### Passage retenu
--- --- ---

Quelques minutes avant le début des festivités organisées pour fêter son centenaire dans l’hospice où il vit maintenant, Allan Karsson enjambe la fenêtre de sa chambre et part à l’, sans trop d’idées préconçues sur ce qu’il va faire ni sur sa destination…

Ainsi débute le roman de Jonas Jonasson, road movie picaresque suédois…

Road movie suédois

À proprement parler, ce n’est pas vraiment un roman « picaresque » puisque le récit est à la troisième personne, mais bon, l’esprit picaresque est quand même bien présent dans e road movie.
À presque 100 ans, Alan n’en est pas à sa première aventure, et rien ne lui fait peur : depuis sa naissance, il se laisse porter par les événements et les compagnons qu’il croise, sans trop se poser de questions mais en restant toujours stoic et accroché à l’essentiel : une bonne bouteille et un bon repas. Dès le début de son « évasion », il va rencontrer à nouveau l’aventure, et se faire de nouveaux amis qui l’accompagneront dans son escapade : un vieux kleptomane, un vendeur de saucisses surdiplômé, une éléphante et sa sympathique maîtresse, sans compter l’inspecteur de police et les membres de la pègre qui sont à ses trousses car il a eu la bonne idée de piquer dans une gare une valise bourrée de quelques millions de couronnes suédoises…

Petit extrait

Au milieu du roman, on en est à peu près là :

Benny hocha la tête et promit de répondre sincèrement à toutes les questions que son frère jugerait bon de lui poser.
– Alors, allons-y, dit Bosse. L’argent qui se trouve dans cette boîte a-t-i été gagné honnêtement ?
– Absolument pas, dit Benny.
– La police est-elle à vos trousses ?
– Probablement, et les gangsters aussi, dit Benny. Surtout les gangsters, en fait,
– Qu’est-il arrivé à ce car ? Il est complètement defoncé à l’avant.
– Nous sommes rentrés de plein fouet dans la voiture de l’un des gangsters.
– il est mort ?
– Non, malheureusement pas. Il est couché dans le car. Il a un traumatisme crânien, plusieurs côtés cassées, une fracture au bras droit et une plaie assez importante à la cuisse droite. Son état est grave mais stabilisé, comme on dit.

--- --- ---

Listes de régions et d'étiquettes
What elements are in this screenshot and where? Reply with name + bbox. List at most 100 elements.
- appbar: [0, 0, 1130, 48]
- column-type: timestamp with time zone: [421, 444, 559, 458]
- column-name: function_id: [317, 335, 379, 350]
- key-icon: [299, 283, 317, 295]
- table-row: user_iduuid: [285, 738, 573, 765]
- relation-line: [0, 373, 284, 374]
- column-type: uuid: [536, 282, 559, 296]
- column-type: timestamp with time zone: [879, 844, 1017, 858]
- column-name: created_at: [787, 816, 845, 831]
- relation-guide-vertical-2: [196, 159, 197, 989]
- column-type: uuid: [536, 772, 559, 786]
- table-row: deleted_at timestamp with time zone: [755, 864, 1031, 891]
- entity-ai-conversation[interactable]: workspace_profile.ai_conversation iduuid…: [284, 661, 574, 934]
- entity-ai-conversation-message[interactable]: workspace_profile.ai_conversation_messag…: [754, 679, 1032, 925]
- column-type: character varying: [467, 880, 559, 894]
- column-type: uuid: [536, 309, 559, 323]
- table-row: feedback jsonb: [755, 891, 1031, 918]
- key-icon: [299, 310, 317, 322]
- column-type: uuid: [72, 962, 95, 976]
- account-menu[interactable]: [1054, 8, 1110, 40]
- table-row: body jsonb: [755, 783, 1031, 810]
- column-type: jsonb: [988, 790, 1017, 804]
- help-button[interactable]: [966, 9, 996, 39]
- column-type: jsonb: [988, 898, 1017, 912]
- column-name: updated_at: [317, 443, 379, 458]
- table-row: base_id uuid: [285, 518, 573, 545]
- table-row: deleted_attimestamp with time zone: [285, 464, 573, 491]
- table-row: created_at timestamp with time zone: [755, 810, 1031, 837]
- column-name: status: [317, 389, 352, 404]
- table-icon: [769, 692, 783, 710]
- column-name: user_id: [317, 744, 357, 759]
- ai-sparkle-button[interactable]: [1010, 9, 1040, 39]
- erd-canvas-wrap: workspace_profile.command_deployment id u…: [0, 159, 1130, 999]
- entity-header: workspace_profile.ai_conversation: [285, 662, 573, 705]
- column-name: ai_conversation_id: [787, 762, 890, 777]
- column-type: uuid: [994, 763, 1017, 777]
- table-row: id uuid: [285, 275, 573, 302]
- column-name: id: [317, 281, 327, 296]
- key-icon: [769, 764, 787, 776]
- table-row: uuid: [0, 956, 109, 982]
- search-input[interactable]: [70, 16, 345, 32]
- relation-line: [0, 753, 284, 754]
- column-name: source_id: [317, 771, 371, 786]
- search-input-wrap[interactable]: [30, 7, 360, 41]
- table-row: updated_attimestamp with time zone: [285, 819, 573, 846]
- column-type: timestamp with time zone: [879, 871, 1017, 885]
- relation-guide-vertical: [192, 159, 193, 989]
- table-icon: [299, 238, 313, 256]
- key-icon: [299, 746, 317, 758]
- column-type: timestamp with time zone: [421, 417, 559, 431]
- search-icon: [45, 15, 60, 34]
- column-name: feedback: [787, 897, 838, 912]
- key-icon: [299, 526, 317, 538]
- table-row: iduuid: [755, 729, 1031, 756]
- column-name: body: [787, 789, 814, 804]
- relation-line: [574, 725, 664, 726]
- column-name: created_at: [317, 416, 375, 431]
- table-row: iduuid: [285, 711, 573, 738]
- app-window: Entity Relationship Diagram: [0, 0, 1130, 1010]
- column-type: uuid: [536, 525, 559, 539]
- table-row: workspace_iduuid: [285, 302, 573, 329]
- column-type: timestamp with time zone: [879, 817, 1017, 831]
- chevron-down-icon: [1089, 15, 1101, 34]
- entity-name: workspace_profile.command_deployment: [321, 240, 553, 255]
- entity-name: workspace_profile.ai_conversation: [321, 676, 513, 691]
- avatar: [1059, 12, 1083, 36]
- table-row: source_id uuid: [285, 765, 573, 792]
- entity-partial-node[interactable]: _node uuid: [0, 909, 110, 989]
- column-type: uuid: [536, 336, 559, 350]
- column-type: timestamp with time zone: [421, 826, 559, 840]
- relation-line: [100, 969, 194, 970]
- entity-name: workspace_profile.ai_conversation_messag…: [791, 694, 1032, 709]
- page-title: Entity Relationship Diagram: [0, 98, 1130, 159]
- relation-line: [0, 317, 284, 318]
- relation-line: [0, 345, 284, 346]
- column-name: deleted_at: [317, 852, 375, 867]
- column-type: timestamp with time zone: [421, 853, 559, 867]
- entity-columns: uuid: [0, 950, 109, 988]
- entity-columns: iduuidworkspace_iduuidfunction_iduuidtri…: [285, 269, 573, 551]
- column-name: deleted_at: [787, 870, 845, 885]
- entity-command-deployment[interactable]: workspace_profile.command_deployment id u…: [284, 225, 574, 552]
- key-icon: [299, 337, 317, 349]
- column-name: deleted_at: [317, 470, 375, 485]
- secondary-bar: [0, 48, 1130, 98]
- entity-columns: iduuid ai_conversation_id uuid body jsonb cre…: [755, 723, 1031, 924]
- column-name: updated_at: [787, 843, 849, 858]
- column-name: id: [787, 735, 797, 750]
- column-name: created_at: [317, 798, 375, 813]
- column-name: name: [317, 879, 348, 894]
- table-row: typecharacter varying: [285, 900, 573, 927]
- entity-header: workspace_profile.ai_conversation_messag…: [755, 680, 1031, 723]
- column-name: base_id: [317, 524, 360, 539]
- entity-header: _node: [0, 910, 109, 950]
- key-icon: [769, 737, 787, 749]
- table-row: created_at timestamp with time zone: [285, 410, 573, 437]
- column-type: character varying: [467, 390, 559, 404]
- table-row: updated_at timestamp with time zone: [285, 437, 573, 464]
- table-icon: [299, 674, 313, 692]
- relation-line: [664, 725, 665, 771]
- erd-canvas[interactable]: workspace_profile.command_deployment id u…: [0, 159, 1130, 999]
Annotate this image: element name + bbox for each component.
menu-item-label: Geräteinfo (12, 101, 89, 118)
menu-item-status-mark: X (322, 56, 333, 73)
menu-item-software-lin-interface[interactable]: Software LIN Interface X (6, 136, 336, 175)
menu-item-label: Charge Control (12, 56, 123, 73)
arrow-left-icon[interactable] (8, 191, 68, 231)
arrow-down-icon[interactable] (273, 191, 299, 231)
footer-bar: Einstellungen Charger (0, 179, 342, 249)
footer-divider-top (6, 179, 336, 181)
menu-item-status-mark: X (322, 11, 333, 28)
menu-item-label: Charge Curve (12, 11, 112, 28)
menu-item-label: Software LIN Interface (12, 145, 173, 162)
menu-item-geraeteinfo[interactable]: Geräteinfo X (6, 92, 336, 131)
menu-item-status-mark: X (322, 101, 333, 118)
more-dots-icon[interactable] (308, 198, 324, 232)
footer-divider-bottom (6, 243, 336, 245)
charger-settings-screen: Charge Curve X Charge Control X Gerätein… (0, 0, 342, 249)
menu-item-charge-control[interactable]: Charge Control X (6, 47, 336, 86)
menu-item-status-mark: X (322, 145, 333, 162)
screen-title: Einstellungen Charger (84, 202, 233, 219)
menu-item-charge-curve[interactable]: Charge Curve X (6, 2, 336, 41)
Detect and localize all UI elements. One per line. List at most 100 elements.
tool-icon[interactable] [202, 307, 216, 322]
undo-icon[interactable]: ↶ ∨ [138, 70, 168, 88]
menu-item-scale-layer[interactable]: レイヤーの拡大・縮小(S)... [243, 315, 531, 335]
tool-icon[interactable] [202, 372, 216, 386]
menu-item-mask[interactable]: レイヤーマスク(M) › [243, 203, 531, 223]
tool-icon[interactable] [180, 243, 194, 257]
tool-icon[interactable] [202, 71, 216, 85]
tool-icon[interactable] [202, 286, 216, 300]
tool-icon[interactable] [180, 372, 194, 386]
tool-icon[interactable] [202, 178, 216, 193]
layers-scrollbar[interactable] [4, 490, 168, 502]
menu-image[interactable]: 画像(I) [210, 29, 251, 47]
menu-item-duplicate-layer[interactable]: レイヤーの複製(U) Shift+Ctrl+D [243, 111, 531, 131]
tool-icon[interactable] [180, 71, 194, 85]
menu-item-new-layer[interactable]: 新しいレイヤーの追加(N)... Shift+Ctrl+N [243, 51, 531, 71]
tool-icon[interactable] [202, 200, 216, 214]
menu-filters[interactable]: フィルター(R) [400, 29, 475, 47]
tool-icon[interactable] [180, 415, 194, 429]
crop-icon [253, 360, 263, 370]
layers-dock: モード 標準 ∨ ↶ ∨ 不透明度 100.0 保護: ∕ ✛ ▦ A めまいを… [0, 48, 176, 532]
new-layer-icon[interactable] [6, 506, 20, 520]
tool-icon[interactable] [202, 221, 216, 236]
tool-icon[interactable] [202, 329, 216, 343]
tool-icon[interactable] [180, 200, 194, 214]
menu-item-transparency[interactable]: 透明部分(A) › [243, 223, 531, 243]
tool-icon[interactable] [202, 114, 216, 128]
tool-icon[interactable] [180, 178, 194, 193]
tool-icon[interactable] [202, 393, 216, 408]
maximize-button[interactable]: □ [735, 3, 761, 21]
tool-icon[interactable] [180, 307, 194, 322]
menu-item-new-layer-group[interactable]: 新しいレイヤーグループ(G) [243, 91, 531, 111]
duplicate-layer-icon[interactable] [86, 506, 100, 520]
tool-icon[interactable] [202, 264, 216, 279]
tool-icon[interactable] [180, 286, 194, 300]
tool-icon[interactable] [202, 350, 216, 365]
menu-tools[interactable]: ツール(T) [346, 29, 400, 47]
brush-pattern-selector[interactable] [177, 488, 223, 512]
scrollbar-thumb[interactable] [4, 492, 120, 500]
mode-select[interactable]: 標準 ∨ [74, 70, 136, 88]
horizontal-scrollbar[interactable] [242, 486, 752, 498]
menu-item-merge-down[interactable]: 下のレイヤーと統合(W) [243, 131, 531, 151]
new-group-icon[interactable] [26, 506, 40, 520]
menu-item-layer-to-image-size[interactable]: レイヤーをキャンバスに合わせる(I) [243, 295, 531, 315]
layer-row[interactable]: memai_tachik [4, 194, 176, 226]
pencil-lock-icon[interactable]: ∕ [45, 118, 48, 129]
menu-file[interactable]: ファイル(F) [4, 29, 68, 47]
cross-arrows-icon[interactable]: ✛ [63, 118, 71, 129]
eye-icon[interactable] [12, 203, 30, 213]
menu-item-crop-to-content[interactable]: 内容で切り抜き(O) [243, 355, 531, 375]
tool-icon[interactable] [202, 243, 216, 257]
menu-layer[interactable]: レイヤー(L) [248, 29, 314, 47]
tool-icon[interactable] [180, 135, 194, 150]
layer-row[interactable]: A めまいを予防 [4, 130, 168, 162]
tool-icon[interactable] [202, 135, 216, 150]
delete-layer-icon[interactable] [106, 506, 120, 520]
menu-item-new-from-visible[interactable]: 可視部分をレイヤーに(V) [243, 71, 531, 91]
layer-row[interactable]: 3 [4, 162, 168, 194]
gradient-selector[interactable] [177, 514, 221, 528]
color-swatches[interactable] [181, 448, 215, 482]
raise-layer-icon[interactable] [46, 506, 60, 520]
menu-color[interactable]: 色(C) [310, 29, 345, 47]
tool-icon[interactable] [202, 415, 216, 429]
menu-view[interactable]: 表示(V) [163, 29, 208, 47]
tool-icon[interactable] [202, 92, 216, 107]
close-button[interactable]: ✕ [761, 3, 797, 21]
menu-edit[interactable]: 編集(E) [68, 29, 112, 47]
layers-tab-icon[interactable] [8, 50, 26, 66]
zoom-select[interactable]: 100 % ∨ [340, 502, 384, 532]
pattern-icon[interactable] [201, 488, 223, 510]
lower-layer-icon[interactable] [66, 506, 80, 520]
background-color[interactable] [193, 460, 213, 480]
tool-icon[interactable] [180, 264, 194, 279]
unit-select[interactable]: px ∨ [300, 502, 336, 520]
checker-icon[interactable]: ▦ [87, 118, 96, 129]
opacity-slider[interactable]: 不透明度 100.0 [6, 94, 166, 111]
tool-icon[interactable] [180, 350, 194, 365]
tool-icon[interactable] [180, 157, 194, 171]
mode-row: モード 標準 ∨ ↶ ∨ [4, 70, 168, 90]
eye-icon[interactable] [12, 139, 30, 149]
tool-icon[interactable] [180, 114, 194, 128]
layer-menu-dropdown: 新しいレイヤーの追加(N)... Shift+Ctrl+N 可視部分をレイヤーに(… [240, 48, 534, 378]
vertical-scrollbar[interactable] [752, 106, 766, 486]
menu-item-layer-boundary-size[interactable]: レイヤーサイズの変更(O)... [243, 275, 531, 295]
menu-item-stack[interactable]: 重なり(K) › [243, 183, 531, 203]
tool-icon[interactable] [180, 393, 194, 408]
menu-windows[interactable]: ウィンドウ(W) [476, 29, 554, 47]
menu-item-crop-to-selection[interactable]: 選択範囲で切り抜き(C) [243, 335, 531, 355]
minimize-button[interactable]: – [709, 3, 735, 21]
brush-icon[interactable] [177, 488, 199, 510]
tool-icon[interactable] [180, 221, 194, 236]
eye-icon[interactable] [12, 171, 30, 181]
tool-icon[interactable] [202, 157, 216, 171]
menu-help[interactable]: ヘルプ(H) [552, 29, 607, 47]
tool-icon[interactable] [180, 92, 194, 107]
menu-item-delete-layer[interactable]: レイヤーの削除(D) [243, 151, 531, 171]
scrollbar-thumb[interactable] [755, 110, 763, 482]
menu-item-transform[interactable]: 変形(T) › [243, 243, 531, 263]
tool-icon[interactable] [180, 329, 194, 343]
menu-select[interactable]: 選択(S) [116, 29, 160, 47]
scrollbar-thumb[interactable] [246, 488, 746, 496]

--- --- ---

### Objectif A
D'après la critique du roman de Jonas Jonasson, qu'Allan a-t-il pris dans une gare ?
### Objectif B
Prolongez la critique du roman de Jonas Jonasson à partir de sa dernière phrase.

### Résultat obtenu A
Une valise bourrée de quelques millions de couronnes suédoises.

### Résultat obtenu B
– Vous l’avez amené ici ?
– Eh oui !
– Il y a autre chose que je devrais savoir ?
– Oui, peut-être faut-il que je te dise que nous avons tué deux autres gangsters en route, des copains de celui qui est à l’intérieur du car et qui est à moitié mort seulement. Ils s’entêtent tous à essayer de récupérer les cinquante millions de couronnes qui sont tombés entrée nos mains par hasard.
– Cinquante millions ?
– Cinquante millions. Moins l’achat du car que tu vois là.
– Pourquoi est-ce que vous voyagez en car ?
– Parce que nous transportons un éléphant.
– Un éléphant ?
– D’Asie.
– Un éléphant ?
– Un éléphant.
Bosse fit une pause avant de demander :
– L’éléphant aussi a été volé ?
– Non, je ne dirais pas ça.
Bosse fit encore une pause. Puis il dit :
– Poulet grillé et pommes de terre sautées pour le dîner. Ça vous va ?
– Ce sera parfait, dit Benny.
– Tu aurais quelque chose à boire, aussi ? demanda une voix très âgée venant de l’intérieur de l’autocar.

… Allan garde le sens de l’essentiel. Et la petite troupe de pieds nicklés qui l’accompagne aussi.

Mais la petite épopée de ces compagnons n’est qu’un aspect du bouquin.

Candide du XXeme siècle

Chaque personnage qu’Allan croise est haut en couleurs, et a sa propre aventure, sa propre existence que l’auteur nous raconte un chapitre sur deux dans des digressions qui sont autant de récits aussi drôles qu’épiques.
Sans compter les aventures d’Allan lui-même.

Car du haut de ses presque 100 ans, il en a vécu, des aventures, à travers le monde entier! Et il a croisé du beau monde : après un passage en Espagne où il aidera autant les Républicains que Franco, c’est auprès d’Oppenheimer et du président Truman que le conduiront ses aventures, au sein du projet Manhattan… puis ce sera l’URSS de Staline, la Chine de Mao, l’Afghanistan, la Corée, Paris, de Gaulle, Bali, le goulag, Einstein (enfin, son frère!)… (dans le désordre!).
Allan en boit, des coups, et réponds aux sollicitations des grands de ce monde sans jamais céder à leur folie, et en gardant sur l’existence et l’actualité politique dans laquelle il est régulièrement plongé (la guerre froide, etc.) bien malgré lui un regard candide et frais. Sa franchise lui fait souvent frôler la mort ou les pires catastrophe mais il s’en sort toujours.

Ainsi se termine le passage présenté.